**SELECTED TEXT**
──────

The third type of distribution is the uniform distribution, used to characterize uniformly varying efficiency of capture in the biogas generation system. The uniform distribution draws evenly from values between 0 and 1, and the uniformly drawn value is multiplied by the efficiency level. The stochastic efficiency level represents fluctuation in management decisions by operating staff.

3. Results and discussion

We find that for both dairies, under all five scenarios, NPV is expected to be negative for an AD if investment costs per cow are either the average or upper cost/cow estimated (Tables 4 and 5). This analysis calculated simulated NPV of investment averaged across all scenarios for the small (central) dairy of $166,236 for the low-cost model, −$1,124,972 for the average-cost model, and −$4,476,218 for the high-cost model. Similarly, we obtained an average NPV across scenarios for the large (northern) dairy of $192,406 for the low-cost model, −$3,012,839 for the average-cost model, and −$11,502,664 for the high-cost model.

Table 4. Summary statistics for simulation for net present value of enterprise analysis for installation of biogas generator on a 1,500-cow dairy in central Texas

a Scenario abbreviations defined previously as ES (energy sales), ES+BG (energy sales and bedding offsets), ES+BG+G (energy sales, bedding offsets, and grant support), and BG+G (bedding offsets and grant support).

Table 5. Summary statistics for simulation for net present value of enterprise analysis for installation of biogas generator on 3,800-cow dairy in North Texas

a Scenario abbreviations defined previously as ES (energy sales), ES+BG (energy sales and bedding offsets), ES+BG+G (energy sales, bedding offsets, and grant support), and BG+G (bedding offsets and grant support).

──────

**DATASET EXCERPTS**
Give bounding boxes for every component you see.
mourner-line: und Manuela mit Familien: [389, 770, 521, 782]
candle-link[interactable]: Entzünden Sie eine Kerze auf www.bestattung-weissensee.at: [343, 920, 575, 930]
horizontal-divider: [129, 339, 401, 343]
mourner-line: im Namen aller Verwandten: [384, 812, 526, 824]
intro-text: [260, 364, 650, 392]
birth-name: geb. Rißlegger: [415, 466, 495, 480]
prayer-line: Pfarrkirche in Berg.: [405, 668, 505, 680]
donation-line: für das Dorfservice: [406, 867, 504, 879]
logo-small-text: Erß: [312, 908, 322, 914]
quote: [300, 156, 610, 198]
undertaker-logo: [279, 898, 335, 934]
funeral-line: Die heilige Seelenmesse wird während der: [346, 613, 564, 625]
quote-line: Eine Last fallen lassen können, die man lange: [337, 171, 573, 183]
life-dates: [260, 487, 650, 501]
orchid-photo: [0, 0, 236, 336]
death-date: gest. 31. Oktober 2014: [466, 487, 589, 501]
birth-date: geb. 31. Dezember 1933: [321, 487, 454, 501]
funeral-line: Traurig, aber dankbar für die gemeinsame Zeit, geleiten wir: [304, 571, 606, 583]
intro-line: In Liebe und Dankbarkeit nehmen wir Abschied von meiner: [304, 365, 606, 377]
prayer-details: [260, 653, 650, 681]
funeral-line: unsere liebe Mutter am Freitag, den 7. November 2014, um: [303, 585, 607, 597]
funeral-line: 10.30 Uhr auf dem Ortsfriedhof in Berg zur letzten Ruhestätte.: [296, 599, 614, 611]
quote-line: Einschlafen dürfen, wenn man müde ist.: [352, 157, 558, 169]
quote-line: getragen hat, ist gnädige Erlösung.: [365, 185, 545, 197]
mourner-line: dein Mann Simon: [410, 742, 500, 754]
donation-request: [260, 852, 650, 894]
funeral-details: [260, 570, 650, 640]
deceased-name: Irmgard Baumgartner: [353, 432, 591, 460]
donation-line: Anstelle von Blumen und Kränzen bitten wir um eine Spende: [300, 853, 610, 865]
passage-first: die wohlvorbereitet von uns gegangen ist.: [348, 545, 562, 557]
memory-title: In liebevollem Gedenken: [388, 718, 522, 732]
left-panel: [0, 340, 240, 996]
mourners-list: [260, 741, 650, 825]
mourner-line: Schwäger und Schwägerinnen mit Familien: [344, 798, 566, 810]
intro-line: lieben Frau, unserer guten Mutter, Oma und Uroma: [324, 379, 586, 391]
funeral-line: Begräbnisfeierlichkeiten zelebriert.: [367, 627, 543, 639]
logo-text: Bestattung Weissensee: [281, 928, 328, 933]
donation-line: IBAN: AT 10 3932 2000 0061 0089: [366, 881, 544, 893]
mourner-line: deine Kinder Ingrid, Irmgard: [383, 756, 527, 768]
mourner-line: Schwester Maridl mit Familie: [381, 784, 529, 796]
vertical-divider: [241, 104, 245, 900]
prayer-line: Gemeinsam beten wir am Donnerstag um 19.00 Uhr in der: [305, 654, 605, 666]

──────

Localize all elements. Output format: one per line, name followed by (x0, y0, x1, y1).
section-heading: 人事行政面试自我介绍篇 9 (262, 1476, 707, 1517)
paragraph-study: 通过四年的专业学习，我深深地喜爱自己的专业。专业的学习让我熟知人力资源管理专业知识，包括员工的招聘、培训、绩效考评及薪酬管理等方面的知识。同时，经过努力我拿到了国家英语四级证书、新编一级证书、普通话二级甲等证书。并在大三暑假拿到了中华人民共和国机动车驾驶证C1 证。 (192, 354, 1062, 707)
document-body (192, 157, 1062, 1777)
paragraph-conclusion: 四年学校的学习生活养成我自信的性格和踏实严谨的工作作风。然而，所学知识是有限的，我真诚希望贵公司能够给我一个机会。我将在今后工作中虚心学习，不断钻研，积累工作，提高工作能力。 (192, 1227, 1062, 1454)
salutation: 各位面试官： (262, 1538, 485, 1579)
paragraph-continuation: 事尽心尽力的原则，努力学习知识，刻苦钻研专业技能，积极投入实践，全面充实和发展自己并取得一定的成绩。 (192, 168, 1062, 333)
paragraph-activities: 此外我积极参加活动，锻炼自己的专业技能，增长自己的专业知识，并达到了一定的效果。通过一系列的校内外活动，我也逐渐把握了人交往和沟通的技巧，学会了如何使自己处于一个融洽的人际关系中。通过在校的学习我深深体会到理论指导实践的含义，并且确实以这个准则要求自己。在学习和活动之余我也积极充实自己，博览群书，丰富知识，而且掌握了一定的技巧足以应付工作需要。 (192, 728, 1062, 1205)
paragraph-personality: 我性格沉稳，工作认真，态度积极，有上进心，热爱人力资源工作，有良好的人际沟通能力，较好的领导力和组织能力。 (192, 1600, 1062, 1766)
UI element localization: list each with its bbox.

──────

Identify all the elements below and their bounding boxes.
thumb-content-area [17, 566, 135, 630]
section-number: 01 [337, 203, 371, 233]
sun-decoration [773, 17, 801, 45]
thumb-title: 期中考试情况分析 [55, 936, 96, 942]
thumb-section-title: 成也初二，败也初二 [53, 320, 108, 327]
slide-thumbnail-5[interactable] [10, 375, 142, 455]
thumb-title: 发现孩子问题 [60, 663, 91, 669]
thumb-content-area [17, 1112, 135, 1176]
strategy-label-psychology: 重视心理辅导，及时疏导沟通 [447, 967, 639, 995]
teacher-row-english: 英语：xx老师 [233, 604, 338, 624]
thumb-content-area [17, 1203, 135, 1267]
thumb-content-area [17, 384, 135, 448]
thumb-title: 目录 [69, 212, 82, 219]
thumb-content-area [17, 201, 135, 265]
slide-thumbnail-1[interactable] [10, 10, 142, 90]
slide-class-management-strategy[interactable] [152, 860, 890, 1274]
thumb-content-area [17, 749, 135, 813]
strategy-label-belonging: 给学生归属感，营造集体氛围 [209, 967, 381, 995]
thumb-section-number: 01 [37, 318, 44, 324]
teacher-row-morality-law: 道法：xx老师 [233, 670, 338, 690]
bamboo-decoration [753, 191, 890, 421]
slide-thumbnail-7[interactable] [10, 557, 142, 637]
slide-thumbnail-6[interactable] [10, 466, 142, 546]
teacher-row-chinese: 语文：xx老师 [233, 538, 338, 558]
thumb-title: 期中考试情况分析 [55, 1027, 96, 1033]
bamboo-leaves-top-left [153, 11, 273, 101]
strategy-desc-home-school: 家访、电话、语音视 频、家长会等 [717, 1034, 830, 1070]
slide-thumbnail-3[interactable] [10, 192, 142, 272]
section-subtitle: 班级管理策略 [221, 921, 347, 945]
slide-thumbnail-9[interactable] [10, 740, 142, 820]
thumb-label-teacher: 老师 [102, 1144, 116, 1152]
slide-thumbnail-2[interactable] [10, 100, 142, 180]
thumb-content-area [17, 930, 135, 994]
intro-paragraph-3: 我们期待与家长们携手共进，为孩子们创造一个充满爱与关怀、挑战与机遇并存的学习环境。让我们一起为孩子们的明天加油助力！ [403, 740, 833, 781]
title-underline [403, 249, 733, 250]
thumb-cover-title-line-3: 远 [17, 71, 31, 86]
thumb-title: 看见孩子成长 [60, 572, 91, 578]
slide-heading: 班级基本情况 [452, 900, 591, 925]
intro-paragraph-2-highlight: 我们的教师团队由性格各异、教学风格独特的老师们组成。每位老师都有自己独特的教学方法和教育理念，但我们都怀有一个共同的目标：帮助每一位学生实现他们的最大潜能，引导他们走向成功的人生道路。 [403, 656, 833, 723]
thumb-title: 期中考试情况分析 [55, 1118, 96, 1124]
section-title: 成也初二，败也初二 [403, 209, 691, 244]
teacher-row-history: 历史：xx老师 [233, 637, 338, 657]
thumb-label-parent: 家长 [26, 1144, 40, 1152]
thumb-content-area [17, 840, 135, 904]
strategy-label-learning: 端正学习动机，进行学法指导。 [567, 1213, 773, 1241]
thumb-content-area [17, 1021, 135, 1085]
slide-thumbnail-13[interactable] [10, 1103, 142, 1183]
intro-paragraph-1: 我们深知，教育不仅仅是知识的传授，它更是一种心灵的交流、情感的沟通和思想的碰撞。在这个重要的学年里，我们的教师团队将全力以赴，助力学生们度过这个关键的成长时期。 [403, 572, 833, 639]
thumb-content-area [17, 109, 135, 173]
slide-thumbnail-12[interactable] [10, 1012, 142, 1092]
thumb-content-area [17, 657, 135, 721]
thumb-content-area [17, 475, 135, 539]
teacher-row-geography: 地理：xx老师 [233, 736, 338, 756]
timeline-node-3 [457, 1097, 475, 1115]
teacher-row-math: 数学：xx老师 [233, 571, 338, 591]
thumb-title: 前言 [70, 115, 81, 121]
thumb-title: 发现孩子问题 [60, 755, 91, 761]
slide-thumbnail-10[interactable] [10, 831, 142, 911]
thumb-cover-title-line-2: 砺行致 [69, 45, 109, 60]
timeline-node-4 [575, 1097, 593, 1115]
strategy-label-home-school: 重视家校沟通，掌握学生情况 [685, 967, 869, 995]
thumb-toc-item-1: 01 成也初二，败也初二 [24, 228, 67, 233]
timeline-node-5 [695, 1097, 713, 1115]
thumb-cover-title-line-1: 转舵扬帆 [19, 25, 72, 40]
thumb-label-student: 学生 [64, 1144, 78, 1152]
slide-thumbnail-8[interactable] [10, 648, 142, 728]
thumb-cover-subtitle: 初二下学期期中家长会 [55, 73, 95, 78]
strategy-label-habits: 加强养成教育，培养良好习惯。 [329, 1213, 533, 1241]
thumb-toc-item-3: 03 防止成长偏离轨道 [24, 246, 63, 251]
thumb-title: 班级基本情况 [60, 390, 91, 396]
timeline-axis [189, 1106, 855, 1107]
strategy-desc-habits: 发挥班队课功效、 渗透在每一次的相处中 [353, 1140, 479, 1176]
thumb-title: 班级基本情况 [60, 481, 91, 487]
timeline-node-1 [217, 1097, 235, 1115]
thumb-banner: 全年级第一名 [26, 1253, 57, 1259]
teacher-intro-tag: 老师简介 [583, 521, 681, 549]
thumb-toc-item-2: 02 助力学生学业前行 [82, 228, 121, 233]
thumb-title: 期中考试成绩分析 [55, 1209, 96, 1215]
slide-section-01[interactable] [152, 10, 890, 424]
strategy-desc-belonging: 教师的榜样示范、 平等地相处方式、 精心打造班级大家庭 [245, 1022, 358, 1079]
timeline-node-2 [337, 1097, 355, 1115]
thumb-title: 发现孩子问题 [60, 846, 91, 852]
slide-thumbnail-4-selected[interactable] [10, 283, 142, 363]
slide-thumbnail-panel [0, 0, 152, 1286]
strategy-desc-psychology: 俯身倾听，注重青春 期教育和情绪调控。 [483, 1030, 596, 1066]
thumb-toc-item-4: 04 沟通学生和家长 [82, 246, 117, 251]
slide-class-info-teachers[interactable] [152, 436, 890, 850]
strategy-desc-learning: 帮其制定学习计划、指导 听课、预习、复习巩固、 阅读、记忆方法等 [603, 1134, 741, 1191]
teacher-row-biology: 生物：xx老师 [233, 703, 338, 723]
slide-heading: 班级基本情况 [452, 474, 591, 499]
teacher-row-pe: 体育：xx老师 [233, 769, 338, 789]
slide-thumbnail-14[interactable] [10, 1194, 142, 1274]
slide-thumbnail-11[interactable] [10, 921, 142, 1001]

──────

**WHAT IS EXPECTED**
Rename "NPV" as "net present value" and write out the biogas passage starting with "We find that" and going on through "and −$11,502,664 for the high-cost model.". The rows come from a source other than the biogas passage.

**COMPLETE RESPONSE**
We find that for both dairies, under all five scenarios, net present value is expected to be negative for an AD if investment costs per cow are either the average or upper cost/cow estimated (Tables 4 and 5). This analysis calculated simulated net present value of investment averaged across all scenarios for the small (central) dairy of $166,236 for the low-cost model, −$1,124,972 for the average-cost model, and −$4,476,218 for the high-cost model. Similarly, we obtained an average net present value across scenarios for the large (northern) dairy of $192,406 for the low-cost model, −$3,012,839 for the average-cost model, and −$11,502,664 for the high-cost model.